## YOUR OBJECTIVE
Repeat the listing below in full, exactly as it stands.

## EXTRACTED ENTRIES
⟨

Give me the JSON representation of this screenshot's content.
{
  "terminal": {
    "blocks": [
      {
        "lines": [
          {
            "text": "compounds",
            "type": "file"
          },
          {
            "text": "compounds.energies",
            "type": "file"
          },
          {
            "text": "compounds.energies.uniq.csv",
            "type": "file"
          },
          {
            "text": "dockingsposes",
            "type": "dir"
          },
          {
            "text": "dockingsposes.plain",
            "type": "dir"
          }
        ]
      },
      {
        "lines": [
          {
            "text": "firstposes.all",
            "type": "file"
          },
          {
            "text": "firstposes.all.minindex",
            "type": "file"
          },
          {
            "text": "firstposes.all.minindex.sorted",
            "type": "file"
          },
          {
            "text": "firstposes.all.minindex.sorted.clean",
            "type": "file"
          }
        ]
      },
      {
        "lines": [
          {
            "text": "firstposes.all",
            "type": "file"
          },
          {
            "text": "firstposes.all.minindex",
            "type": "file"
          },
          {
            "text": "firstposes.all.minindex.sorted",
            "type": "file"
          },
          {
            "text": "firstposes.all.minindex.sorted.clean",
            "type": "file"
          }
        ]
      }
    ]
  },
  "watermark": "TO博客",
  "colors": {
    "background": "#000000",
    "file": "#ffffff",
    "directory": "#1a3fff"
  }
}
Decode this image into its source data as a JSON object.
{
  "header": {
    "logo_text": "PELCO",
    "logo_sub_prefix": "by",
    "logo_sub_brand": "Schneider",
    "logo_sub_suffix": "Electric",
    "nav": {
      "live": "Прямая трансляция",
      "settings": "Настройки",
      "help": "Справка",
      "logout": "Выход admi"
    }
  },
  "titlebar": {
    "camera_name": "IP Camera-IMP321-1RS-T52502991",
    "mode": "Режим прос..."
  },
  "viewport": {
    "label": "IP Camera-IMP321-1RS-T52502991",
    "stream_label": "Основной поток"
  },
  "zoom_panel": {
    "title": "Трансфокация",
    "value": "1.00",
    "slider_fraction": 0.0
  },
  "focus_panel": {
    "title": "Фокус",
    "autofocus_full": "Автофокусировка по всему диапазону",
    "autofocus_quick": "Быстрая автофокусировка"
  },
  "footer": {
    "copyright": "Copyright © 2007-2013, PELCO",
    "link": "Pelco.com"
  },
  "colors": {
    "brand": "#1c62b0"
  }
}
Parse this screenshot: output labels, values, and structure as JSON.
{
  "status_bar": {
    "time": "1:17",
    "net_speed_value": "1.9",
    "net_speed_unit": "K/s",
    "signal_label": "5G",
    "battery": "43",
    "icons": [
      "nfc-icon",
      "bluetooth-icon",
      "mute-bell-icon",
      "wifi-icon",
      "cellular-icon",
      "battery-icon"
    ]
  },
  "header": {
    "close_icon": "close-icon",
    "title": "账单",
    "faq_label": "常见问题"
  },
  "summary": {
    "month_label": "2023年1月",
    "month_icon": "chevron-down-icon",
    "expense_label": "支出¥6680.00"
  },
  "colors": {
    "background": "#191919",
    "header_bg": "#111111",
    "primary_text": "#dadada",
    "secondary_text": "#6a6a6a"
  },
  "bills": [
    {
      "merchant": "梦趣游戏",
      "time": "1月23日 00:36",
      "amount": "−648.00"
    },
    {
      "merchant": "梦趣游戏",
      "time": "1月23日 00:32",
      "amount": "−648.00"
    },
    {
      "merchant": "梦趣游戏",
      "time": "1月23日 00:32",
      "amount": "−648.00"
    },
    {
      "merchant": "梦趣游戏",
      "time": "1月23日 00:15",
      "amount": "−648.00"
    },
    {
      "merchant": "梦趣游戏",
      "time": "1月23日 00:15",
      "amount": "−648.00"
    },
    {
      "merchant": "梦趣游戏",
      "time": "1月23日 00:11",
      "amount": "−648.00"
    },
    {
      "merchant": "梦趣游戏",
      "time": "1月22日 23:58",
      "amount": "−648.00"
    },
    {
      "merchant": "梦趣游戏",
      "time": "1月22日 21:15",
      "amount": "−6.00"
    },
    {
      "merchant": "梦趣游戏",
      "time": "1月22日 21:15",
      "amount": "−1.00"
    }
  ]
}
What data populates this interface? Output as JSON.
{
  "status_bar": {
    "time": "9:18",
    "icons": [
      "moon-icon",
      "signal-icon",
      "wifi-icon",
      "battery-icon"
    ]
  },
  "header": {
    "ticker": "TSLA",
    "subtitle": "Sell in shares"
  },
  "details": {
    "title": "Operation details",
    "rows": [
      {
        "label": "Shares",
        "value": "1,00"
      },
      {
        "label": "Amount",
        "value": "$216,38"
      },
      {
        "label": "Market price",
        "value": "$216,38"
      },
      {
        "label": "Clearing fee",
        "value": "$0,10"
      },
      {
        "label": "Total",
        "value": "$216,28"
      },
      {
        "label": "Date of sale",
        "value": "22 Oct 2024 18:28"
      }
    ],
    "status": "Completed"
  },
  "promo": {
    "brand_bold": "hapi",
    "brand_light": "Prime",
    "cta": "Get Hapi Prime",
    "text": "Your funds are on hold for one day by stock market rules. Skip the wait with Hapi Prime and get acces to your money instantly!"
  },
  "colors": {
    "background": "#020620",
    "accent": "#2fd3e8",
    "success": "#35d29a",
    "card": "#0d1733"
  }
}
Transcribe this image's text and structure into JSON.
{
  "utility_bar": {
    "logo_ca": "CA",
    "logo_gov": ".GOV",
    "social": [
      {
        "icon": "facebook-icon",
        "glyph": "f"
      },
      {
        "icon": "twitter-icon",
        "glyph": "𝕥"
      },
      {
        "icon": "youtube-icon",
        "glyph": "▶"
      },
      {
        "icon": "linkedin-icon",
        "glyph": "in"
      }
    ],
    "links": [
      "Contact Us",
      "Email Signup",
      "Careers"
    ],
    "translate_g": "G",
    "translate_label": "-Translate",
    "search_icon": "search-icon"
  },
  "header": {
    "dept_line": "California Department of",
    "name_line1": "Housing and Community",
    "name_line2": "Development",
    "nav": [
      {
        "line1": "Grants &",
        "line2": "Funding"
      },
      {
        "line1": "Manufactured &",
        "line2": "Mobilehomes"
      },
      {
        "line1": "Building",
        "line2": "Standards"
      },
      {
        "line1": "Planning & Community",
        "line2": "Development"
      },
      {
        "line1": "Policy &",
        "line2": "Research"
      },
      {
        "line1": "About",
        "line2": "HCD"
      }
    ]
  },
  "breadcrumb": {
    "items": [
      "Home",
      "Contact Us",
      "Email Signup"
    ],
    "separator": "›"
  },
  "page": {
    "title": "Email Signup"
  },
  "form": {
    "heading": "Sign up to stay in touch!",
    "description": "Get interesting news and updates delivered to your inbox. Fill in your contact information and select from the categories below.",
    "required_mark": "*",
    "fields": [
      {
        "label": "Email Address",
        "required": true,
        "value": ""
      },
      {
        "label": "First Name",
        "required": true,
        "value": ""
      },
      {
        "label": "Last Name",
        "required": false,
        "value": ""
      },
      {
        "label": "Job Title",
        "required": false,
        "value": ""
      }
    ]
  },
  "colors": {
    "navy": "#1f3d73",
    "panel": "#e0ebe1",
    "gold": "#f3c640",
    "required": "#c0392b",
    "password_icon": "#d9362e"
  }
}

⟩

## OUTPUT FOR THIS EXERCISE
Give me the JSON representation of this screenshot's content.
{
  "terminal": {
    "blocks": [
      {
        "lines": [
          {
            "text": "compounds",
            "type": "file"
          },
          {
            "text": "compounds.energies",
            "type": "file"
          },
          {
            "text": "compounds.energies.uniq.csv",
            "type": "file"
          },
          {
            "text": "dockingsposes",
            "type": "dir"
          },
          {
            "text": "dockingsposes.plain",
            "type": "dir"
          }
        ]
      },
      {
        "lines": [
          {
            "text": "firstposes.all",
            "type": "file"
          },
          {
            "text": "firstposes.all.minindex",
            "type": "file"
          },
          {
            "text": "firstposes.all.minindex.sorted",
            "type": "file"
          },
          {
            "text": "firstposes.all.minindex.sorted.clean",
            "type": "file"
          }
        ]
      },
      {
        "lines": [
          {
            "text": "firstposes.all",
            "type": "file"
          },
          {
            "text": "firstposes.all.minindex",
            "type": "file"
          },
          {
            "text": "firstposes.all.minindex.sorted",
            "type": "file"
          },
          {
            "text": "firstposes.all.minindex.sorted.clean",
            "type": "file"
          }
        ]
      }
    ]
  },
  "watermark": "TO博客",
  "colors": {
    "background": "#000000",
    "file": "#ffffff",
    "directory": "#1a3fff"
  }
}
Decode this image into its source data as a JSON object.
{
  "header": {
    "logo_text": "PELCO",
    "logo_sub_prefix": "by",
    "logo_sub_brand": "Schneider",
    "logo_sub_suffix": "Electric",
    "nav": {
      "live": "Прямая трансляция",
      "settings": "Настройки",
      "help": "Справка",
      "logout": "Выход admi"
    }
  },
  "titlebar": {
    "camera_name": "IP Camera-IMP321-1RS-T52502991",
    "mode": "Режим прос..."
  },
  "viewport": {
    "label": "IP Camera-IMP321-1RS-T52502991",
    "stream_label": "Основной поток"
  },
  "zoom_panel": {
    "title": "Трансфокация",
    "value": "1.00",
    "slider_fraction": 0.0
  },
  "focus_panel": {
    "title": "Фокус",
    "autofocus_full": "Автофокусировка по всему диапазону",
    "autofocus_quick": "Быстрая автофокусировка"
  },
  "footer": {
    "copyright": "Copyright © 2007-2013, PELCO",
    "link": "Pelco.com"
  },
  "colors": {
    "brand": "#1c62b0"
  }
}
Parse this screenshot: output labels, values, and structure as JSON.
{
  "status_bar": {
    "time": "1:17",
    "net_speed_value": "1.9",
    "net_speed_unit": "K/s",
    "signal_label": "5G",
    "battery": "43",
    "icons": [
      "nfc-icon",
      "bluetooth-icon",
      "mute-bell-icon",
      "wifi-icon",
      "cellular-icon",
      "battery-icon"
    ]
  },
  "header": {
    "close_icon": "close-icon",
    "title": "账单",
    "faq_label": "常见问题"
  },
  "summary": {
    "month_label": "2023年1月",
    "month_icon": "chevron-down-icon",
    "expense_label": "支出¥6680.00"
  },
  "colors": {
    "background": "#191919",
    "header_bg": "#111111",
    "primary_text": "#dadada",
    "secondary_text": "#6a6a6a"
  },
  "bills": [
    {
      "merchant": "梦趣游戏",
      "time": "1月23日 00:36",
      "amount": "−648.00"
    },
    {
      "merchant": "梦趣游戏",
      "time": "1月23日 00:32",
      "amount": "−648.00"
    },
    {
      "merchant": "梦趣游戏",
      "time": "1月23日 00:32",
      "amount": "−648.00"
    },
    {
      "merchant": "梦趣游戏",
      "time": "1月23日 00:15",
      "amount": "−648.00"
    },
    {
      "merchant": "梦趣游戏",
      "time": "1月23日 00:15",
      "amount": "−648.00"
    },
    {
      "merchant": "梦趣游戏",
      "time": "1月23日 00:11",
      "amount": "−648.00"
    },
    {
      "merchant": "梦趣游戏",
      "time": "1月22日 23:58",
      "amount": "−648.00"
    },
    {
      "merchant": "梦趣游戏",
      "time": "1月22日 21:15",
      "amount": "−6.00"
    },
    {
      "merchant": "梦趣游戏",
      "time": "1月22日 21:15",
      "amount": "−1.00"
    }
  ]
}
What data populates this interface? Output as JSON.
{
  "status_bar": {
    "time": "9:18",
    "icons": [
      "moon-icon",
      "signal-icon",
      "wifi-icon",
      "battery-icon"
    ]
  },
  "header": {
    "ticker": "TSLA",
    "subtitle": "Sell in shares"
  },
  "details": {
    "title": "Operation details",
    "rows": [
      {
        "label": "Shares",
        "value": "1,00"
      },
      {
        "label": "Amount",
        "value": "$216,38"
      },
      {
        "label": "Market price",
        "value": "$216,38"
      },
      {
        "label": "Clearing fee",
        "value": "$0,10"
      },
      {
        "label": "Total",
        "value": "$216,28"
      },
      {
        "label": "Date of sale",
        "value": "22 Oct 2024 18:28"
      }
    ],
    "status": "Completed"
  },
  "promo": {
    "brand_bold": "hapi",
    "brand_light": "Prime",
    "cta": "Get Hapi Prime",
    "text": "Your funds are on hold for one day by stock market rules. Skip the wait with Hapi Prime and get acces to your money instantly!"
  },
  "colors": {
    "background": "#020620",
    "accent": "#2fd3e8",
    "success": "#35d29a",
    "card": "#0d1733"
  }
}
Transcribe this image's text and structure into JSON.
{
  "utility_bar": {
    "logo_ca": "CA",
    "logo_gov": ".GOV",
    "social": [
      {
        "icon": "facebook-icon",
        "glyph": "f"
      },
      {
        "icon": "twitter-icon",
        "glyph": "𝕥"
      },
      {
        "icon": "youtube-icon",
        "glyph": "▶"
      },
      {
        "icon": "linkedin-icon",
        "glyph": "in"
      }
    ],
    "links": [
      "Contact Us",
      "Email Signup",
      "Careers"
    ],
    "translate_g": "G",
    "translate_label": "-Translate",
    "search_icon": "search-icon"
  },
  "header": {
    "dept_line": "California Department of",
    "name_line1": "Housing and Community",
    "name_line2": "Development",
    "nav": [
      {
        "line1": "Grants &",
        "line2": "Funding"
      },
      {
        "line1": "Manufactured &",
        "line2": "Mobilehomes"
      },
      {
        "line1": "Building",
        "line2": "Standards"
      },
      {
        "line1": "Planning & Community",
        "line2": "Development"
      },
      {
        "line1": "Policy &",
        "line2": "Research"
      },
      {
        "line1": "About",
        "line2": "HCD"
      }
    ]
  },
  "breadcrumb": {
    "items": [
      "Home",
      "Contact Us",
      "Email Signup"
    ],
    "separator": "›"
  },
  "page": {
    "title": "Email Signup"
  },
  "form": {
    "heading": "Sign up to stay in touch!",
    "description": "Get interesting news and updates delivered to your inbox. Fill in your contact information and select from the categories below.",
    "required_mark": "*",
    "fields": [
      {
        "label": "Email Address",
        "required": true,
        "value": ""
      },
      {
        "label": "First Name",
        "required": true,
        "value": ""
      },
      {
        "label": "Last Name",
        "required": false,
        "value": ""
      },
      {
        "label": "Job Title",
        "required": false,
        "value": ""
      }
    ]
  },
  "colors": {
    "navy": "#1f3d73",
    "panel": "#e0ebe1",
    "gold": "#f3c640",
    "required": "#c0392b",
    "password_icon": "#d9362e"
  }
}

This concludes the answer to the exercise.